◆ AVAILABLE RECORDS:
++++++
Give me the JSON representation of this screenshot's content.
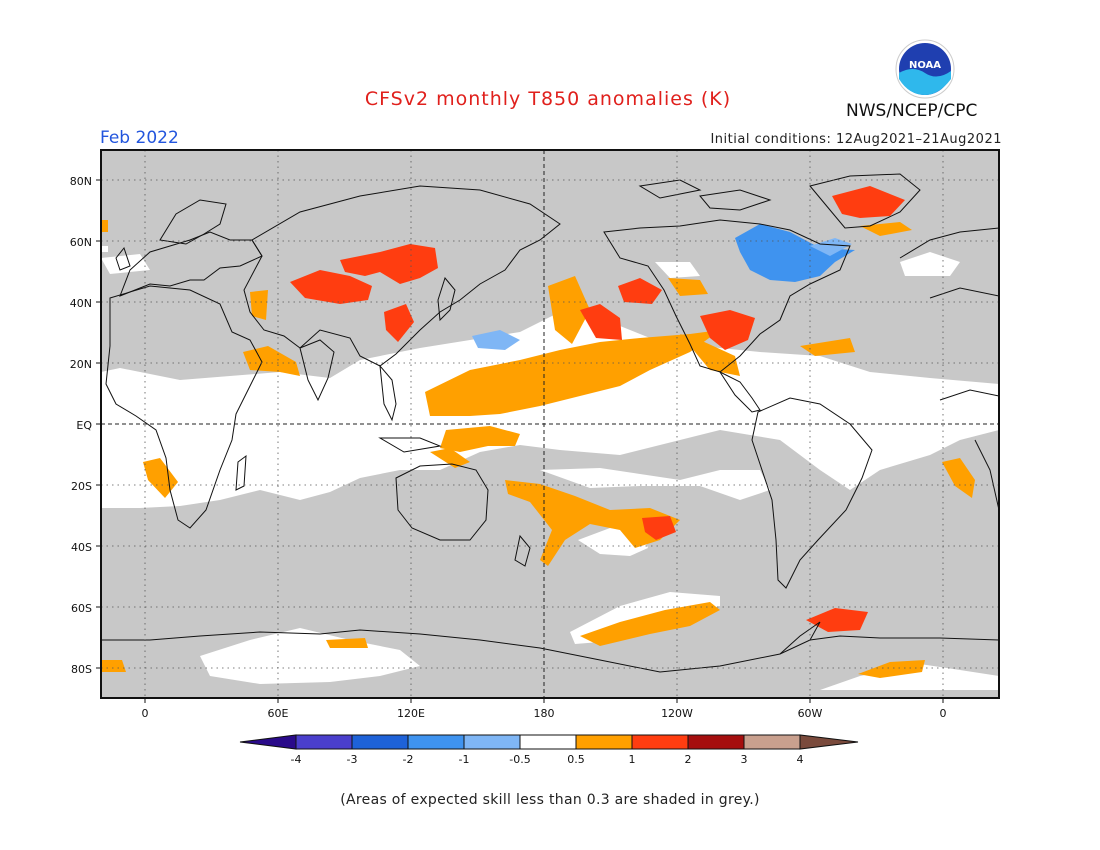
{
  "header": {
    "title": "CFSv2 monthly T850 anomalies (K)",
    "agency": "NWS/NCEP/CPC",
    "logo_text": "NOAA",
    "valid_month": "Feb 2022",
    "initial_conditions": "Initial conditions: 12Aug2021–21Aug2021"
  },
  "map": {
    "lat_labels": [
      "80N",
      "60N",
      "40N",
      "20N",
      "EQ",
      "20S",
      "40S",
      "60S",
      "80S"
    ],
    "lon_labels": [
      "0",
      "60E",
      "120E",
      "180",
      "120W",
      "60W",
      "0"
    ],
    "projection": "equirectangular, -20 to 380 longitude"
  },
  "colorbar": {
    "ticks": [
      "-4",
      "-3",
      "-2",
      "-1",
      "-0.5",
      "0.5",
      "1",
      "2",
      "3",
      "4"
    ],
    "colors": {
      "below_-4": "#2a0a8a",
      "-4_-3": "#4a3fcc",
      "-3_-2": "#1e62d8",
      "-2_-1": "#3f93ef",
      "-1_-0.5": "#7fb6f5",
      "-0.5_0.5": "#ffffff",
      "0.5_1": "#ffa000",
      "1_2": "#ff3d10",
      "2_3": "#a50e0e",
      "3_4": "#c9a08e",
      "above_4": "#7a4a3c"
    },
    "grey_skill_mask": "#c8c8c8"
  },
  "footnote": "(Areas of expected skill less than 0.3 are shaded in grey.)"
}
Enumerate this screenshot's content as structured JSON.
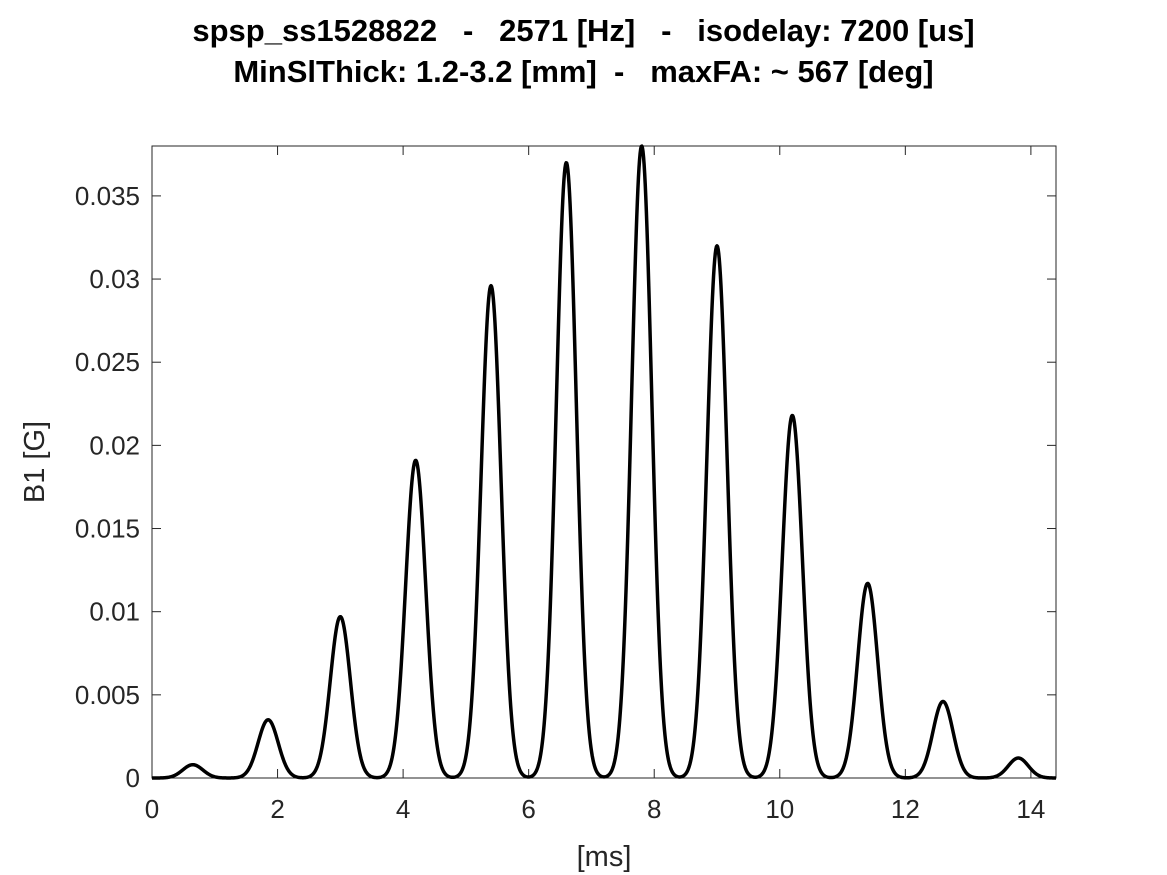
{
  "chart_data": {
    "type": "line",
    "title": [
      "spsp_ss1528822   -   2571 [Hz]   -   isodelay: 7200 [us]",
      "MinSlThick: 1.2-3.2 [mm]  -   maxFA: ~ 567 [deg]"
    ],
    "xlabel": "[ms]",
    "ylabel": "B1 [G]",
    "xlim": [
      0,
      14.4
    ],
    "ylim": [
      0,
      0.038
    ],
    "xticks": [
      "0",
      "2",
      "4",
      "6",
      "8",
      "10",
      "12",
      "14"
    ],
    "yticks": [
      "0",
      "0.005",
      "0.01",
      "0.015",
      "0.02",
      "0.025",
      "0.03",
      "0.035"
    ],
    "grid": false,
    "line_color": "#000000",
    "series": [
      {
        "pulse_centers_ms": [
          0.65,
          1.85,
          3.0,
          4.2,
          5.4,
          6.6,
          7.8,
          9.0,
          10.2,
          11.4,
          12.6,
          13.8
        ],
        "pulse_peaks_G": [
          0.0008,
          0.0035,
          0.0097,
          0.0191,
          0.0296,
          0.037,
          0.038,
          0.032,
          0.0218,
          0.0117,
          0.0046,
          0.0012
        ],
        "pulse_width_ms": 0.16
      }
    ]
  }
}
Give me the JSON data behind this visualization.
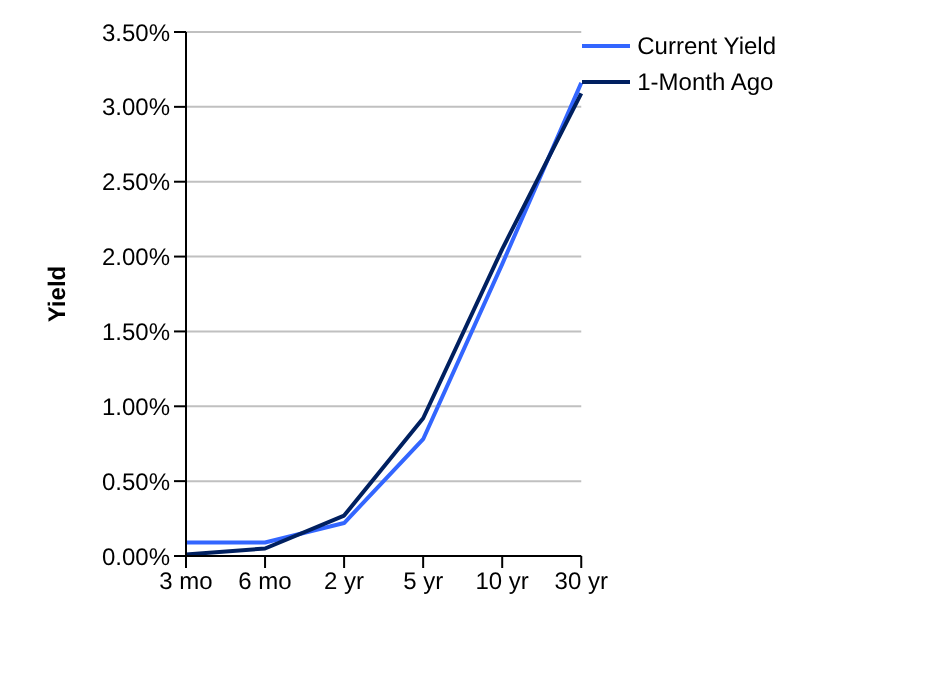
{
  "chart_data": {
    "type": "line",
    "ylabel": "Yield",
    "categories": [
      "3 mo",
      "6 mo",
      "2 yr",
      "5 yr",
      "10 yr",
      "30 yr"
    ],
    "series": [
      {
        "name": "Current Yield",
        "color": "#3366ff",
        "values": [
          0.09,
          0.09,
          0.22,
          0.78,
          1.95,
          3.16
        ]
      },
      {
        "name": "1-Month Ago",
        "color": "#002060",
        "values": [
          0.01,
          0.05,
          0.27,
          0.92,
          2.05,
          3.09
        ]
      }
    ],
    "ylim": [
      0,
      3.5
    ],
    "yticks": [
      {
        "value": 0,
        "label": "0.00%"
      },
      {
        "value": 0.5,
        "label": "0.50%"
      },
      {
        "value": 1,
        "label": "1.00%"
      },
      {
        "value": 1.5,
        "label": "1.50%"
      },
      {
        "value": 2,
        "label": "2.00%"
      },
      {
        "value": 2.5,
        "label": "2.50%"
      },
      {
        "value": 3,
        "label": "3.00%"
      },
      {
        "value": 3.5,
        "label": "3.50%"
      }
    ],
    "grid": "y",
    "legend": "top right",
    "marker": "none",
    "line_style": "solid"
  }
}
++++++
◆ THE REQUEST: Of the lines in the material, how many contain the word "Give"? Reply with the number and nothing else.

◆ SOLUTION TO THIS PROBLEM: 2